> _Direction_
Transcribe the material in full, exactly as written.

> _Raw data_
• • •
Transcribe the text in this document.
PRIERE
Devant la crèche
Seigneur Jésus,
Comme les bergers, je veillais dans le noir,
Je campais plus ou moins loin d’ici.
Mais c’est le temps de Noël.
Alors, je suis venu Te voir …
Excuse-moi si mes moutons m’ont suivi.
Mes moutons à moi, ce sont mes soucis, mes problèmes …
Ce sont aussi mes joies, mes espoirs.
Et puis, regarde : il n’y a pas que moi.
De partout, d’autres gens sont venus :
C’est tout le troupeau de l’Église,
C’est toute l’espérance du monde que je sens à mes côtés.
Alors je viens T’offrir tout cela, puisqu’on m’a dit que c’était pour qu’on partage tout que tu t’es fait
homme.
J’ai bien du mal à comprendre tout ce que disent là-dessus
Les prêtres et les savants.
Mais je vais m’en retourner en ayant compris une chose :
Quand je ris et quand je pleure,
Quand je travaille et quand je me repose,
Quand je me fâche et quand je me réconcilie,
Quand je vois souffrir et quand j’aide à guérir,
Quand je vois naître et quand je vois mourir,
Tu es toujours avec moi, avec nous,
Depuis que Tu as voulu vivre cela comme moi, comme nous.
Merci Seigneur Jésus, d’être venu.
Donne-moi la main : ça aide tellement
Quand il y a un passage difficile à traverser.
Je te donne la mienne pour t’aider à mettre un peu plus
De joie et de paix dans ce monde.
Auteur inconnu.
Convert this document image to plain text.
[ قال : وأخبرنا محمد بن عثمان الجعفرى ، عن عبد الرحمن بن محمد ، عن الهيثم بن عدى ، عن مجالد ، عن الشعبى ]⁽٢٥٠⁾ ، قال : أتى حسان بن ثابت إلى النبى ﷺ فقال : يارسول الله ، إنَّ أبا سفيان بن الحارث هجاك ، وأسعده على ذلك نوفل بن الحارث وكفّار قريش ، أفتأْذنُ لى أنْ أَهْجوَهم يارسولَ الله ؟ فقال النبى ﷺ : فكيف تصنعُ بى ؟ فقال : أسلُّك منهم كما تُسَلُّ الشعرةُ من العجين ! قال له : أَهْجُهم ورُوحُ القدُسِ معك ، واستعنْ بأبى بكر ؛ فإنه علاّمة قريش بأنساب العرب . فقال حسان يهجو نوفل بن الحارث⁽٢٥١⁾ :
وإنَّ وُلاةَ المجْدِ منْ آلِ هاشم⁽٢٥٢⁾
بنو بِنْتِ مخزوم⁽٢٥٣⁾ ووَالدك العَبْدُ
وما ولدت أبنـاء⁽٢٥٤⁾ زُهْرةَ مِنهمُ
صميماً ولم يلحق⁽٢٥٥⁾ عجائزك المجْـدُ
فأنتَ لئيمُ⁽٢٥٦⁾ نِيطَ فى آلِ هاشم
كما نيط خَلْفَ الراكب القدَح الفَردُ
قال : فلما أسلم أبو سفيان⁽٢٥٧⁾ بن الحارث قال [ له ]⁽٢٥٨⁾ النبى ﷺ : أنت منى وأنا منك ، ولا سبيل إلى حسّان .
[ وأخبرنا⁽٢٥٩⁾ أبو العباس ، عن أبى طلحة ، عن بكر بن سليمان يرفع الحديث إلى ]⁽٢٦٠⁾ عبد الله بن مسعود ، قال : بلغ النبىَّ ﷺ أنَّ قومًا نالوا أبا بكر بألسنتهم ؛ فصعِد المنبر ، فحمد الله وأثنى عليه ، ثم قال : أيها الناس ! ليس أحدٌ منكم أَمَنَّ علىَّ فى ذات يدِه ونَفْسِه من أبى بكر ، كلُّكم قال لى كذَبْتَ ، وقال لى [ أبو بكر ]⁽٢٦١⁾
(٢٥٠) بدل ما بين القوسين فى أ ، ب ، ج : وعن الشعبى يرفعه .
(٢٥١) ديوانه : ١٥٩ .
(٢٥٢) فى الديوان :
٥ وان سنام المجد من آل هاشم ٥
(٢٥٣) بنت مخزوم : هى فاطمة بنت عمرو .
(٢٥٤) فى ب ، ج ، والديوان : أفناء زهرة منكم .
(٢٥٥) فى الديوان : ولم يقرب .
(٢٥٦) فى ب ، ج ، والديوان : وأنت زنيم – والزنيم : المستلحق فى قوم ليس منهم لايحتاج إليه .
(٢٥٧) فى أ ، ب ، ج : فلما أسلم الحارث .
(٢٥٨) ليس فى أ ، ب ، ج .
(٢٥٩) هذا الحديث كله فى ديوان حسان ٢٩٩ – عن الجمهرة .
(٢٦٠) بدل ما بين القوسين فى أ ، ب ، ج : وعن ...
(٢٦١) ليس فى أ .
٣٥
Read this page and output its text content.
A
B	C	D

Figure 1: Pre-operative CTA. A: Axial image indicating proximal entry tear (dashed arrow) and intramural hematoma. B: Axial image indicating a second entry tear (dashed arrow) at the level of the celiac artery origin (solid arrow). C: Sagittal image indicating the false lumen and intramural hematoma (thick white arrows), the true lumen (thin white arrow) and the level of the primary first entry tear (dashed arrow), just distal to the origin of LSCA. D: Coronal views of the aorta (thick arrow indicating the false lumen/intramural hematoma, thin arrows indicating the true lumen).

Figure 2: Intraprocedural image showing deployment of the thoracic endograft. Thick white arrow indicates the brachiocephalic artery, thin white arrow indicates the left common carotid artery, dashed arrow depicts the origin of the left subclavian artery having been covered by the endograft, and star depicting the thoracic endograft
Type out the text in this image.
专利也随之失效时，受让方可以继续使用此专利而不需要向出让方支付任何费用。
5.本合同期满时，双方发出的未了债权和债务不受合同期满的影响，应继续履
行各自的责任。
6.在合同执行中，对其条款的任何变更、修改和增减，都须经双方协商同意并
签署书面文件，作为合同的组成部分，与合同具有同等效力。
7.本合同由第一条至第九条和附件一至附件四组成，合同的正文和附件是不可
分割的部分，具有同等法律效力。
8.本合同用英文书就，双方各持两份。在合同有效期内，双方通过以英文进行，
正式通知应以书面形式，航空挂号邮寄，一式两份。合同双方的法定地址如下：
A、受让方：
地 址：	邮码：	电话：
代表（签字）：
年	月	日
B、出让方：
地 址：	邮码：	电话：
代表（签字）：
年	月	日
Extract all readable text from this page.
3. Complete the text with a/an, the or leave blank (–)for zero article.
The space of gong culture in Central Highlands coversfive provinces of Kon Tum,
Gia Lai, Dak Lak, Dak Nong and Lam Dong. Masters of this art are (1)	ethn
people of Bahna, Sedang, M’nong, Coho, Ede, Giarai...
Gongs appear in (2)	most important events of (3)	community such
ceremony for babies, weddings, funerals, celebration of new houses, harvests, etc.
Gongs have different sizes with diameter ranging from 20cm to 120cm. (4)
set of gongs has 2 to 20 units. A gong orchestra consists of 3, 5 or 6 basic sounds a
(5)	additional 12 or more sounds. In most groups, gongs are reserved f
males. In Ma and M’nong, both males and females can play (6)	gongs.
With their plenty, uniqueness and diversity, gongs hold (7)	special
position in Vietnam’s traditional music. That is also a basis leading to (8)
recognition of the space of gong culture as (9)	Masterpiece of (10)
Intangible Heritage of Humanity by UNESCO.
• • •
> _Full output_
Transcribe the text in this document.
PRIERE
Devant la crèche
Seigneur Jésus,
Comme les bergers, je veillais dans le noir,
Je campais plus ou moins loin d’ici.
Mais c’est le temps de Noël.
Alors, je suis venu Te voir …
Excuse-moi si mes moutons m’ont suivi.
Mes moutons à moi, ce sont mes soucis, mes problèmes …
Ce sont aussi mes joies, mes espoirs.
Et puis, regarde : il n’y a pas que moi.
De partout, d’autres gens sont venus :
C’est tout le troupeau de l’Église,
C’est toute l’espérance du monde que je sens à mes côtés.
Alors je viens T’offrir tout cela, puisqu’on m’a dit que c’était pour qu’on partage tout que tu t’es fait
homme.
J’ai bien du mal à comprendre tout ce que disent là-dessus
Les prêtres et les savants.
Mais je vais m’en retourner en ayant compris une chose :
Quand je ris et quand je pleure,
Quand je travaille et quand je me repose,
Quand je me fâche et quand je me réconcilie,
Quand je vois souffrir et quand j’aide à guérir,
Quand je vois naître et quand je vois mourir,
Tu es toujours avec moi, avec nous,
Depuis que Tu as voulu vivre cela comme moi, comme nous.
Merci Seigneur Jésus, d’être venu.
Donne-moi la main : ça aide tellement
Quand il y a un passage difficile à traverser.
Je te donne la mienne pour t’aider à mettre un peu plus
De joie et de paix dans ce monde.
Auteur inconnu.
Convert this document image to plain text.
[ قال : وأخبرنا محمد بن عثمان الجعفرى ، عن عبد الرحمن بن محمد ، عن الهيثم بن عدى ، عن مجالد ، عن الشعبى ]⁽٢٥٠⁾ ، قال : أتى حسان بن ثابت إلى النبى ﷺ فقال : يارسول الله ، إنَّ أبا سفيان بن الحارث هجاك ، وأسعده على ذلك نوفل بن الحارث وكفّار قريش ، أفتأْذنُ لى أنْ أَهْجوَهم يارسولَ الله ؟ فقال النبى ﷺ : فكيف تصنعُ بى ؟ فقال : أسلُّك منهم كما تُسَلُّ الشعرةُ من العجين ! قال له : أَهْجُهم ورُوحُ القدُسِ معك ، واستعنْ بأبى بكر ؛ فإنه علاّمة قريش بأنساب العرب . فقال حسان يهجو نوفل بن الحارث⁽٢٥١⁾ :
وإنَّ وُلاةَ المجْدِ منْ آلِ هاشم⁽٢٥٢⁾
بنو بِنْتِ مخزوم⁽٢٥٣⁾ ووَالدك العَبْدُ
وما ولدت أبنـاء⁽٢٥٤⁾ زُهْرةَ مِنهمُ
صميماً ولم يلحق⁽٢٥٥⁾ عجائزك المجْـدُ
فأنتَ لئيمُ⁽٢٥٦⁾ نِيطَ فى آلِ هاشم
كما نيط خَلْفَ الراكب القدَح الفَردُ
قال : فلما أسلم أبو سفيان⁽٢٥٧⁾ بن الحارث قال [ له ]⁽٢٥٨⁾ النبى ﷺ : أنت منى وأنا منك ، ولا سبيل إلى حسّان .
[ وأخبرنا⁽٢٥٩⁾ أبو العباس ، عن أبى طلحة ، عن بكر بن سليمان يرفع الحديث إلى ]⁽٢٦٠⁾ عبد الله بن مسعود ، قال : بلغ النبىَّ ﷺ أنَّ قومًا نالوا أبا بكر بألسنتهم ؛ فصعِد المنبر ، فحمد الله وأثنى عليه ، ثم قال : أيها الناس ! ليس أحدٌ منكم أَمَنَّ علىَّ فى ذات يدِه ونَفْسِه من أبى بكر ، كلُّكم قال لى كذَبْتَ ، وقال لى [ أبو بكر ]⁽٢٦١⁾
(٢٥٠) بدل ما بين القوسين فى أ ، ب ، ج : وعن الشعبى يرفعه .
(٢٥١) ديوانه : ١٥٩ .
(٢٥٢) فى الديوان :
٥ وان سنام المجد من آل هاشم ٥
(٢٥٣) بنت مخزوم : هى فاطمة بنت عمرو .
(٢٥٤) فى ب ، ج ، والديوان : أفناء زهرة منكم .
(٢٥٥) فى الديوان : ولم يقرب .
(٢٥٦) فى ب ، ج ، والديوان : وأنت زنيم – والزنيم : المستلحق فى قوم ليس منهم لايحتاج إليه .
(٢٥٧) فى أ ، ب ، ج : فلما أسلم الحارث .
(٢٥٨) ليس فى أ ، ب ، ج .
(٢٥٩) هذا الحديث كله فى ديوان حسان ٢٩٩ – عن الجمهرة .
(٢٦٠) بدل ما بين القوسين فى أ ، ب ، ج : وعن ...
(٢٦١) ليس فى أ .
٣٥
Read this page and output its text content.
A
B	C	D

Figure 1: Pre-operative CTA. A: Axial image indicating proximal entry tear (dashed arrow) and intramural hematoma. B: Axial image indicating a second entry tear (dashed arrow) at the level of the celiac artery origin (solid arrow). C: Sagittal image indicating the false lumen and intramural hematoma (thick white arrows), the true lumen (thin white arrow) and the level of the primary first entry tear (dashed arrow), just distal to the origin of LSCA. D: Coronal views of the aorta (thick arrow indicating the false lumen/intramural hematoma, thin arrows indicating the true lumen).

Figure 2: Intraprocedural image showing deployment of the thoracic endograft. Thick white arrow indicates the brachiocephalic artery, thin white arrow indicates the left common carotid artery, dashed arrow depicts the origin of the left subclavian artery having been covered by the endograft, and star depicting the thoracic endograft
Type out the text in this image.
专利也随之失效时，受让方可以继续使用此专利而不需要向出让方支付任何费用。
5.本合同期满时，双方发出的未了债权和债务不受合同期满的影响，应继续履
行各自的责任。
6.在合同执行中，对其条款的任何变更、修改和增减，都须经双方协商同意并
签署书面文件，作为合同的组成部分，与合同具有同等效力。
7.本合同由第一条至第九条和附件一至附件四组成，合同的正文和附件是不可
分割的部分，具有同等法律效力。
8.本合同用英文书就，双方各持两份。在合同有效期内，双方通过以英文进行，
正式通知应以书面形式，航空挂号邮寄，一式两份。合同双方的法定地址如下：
A、受让方：
地 址：	邮码：	电话：
代表（签字）：
年	月	日
B、出让方：
地 址：	邮码：	电话：
代表（签字）：
年	月	日
Extract all readable text from this page.
3. Complete the text with a/an, the or leave blank (–)for zero article.
The space of gong culture in Central Highlands coversfive provinces of Kon Tum,
Gia Lai, Dak Lak, Dak Nong and Lam Dong. Masters of this art are (1)	ethn
people of Bahna, Sedang, M’nong, Coho, Ede, Giarai...
Gongs appear in (2)	most important events of (3)	community such
ceremony for babies, weddings, funerals, celebration of new houses, harvests, etc.
Gongs have different sizes with diameter ranging from 20cm to 120cm. (4)
set of gongs has 2 to 20 units. A gong orchestra consists of 3, 5 or 6 basic sounds a
(5)	additional 12 or more sounds. In most groups, gongs are reserved f
males. In Ma and M’nong, both males and females can play (6)	gongs.
With their plenty, uniqueness and diversity, gongs hold (7)	special
position in Vietnam’s traditional music. That is also a basis leading to (8)
recognition of the space of gong culture as (9)	Masterpiece of (10)
Intangible Heritage of Humanity by UNESCO.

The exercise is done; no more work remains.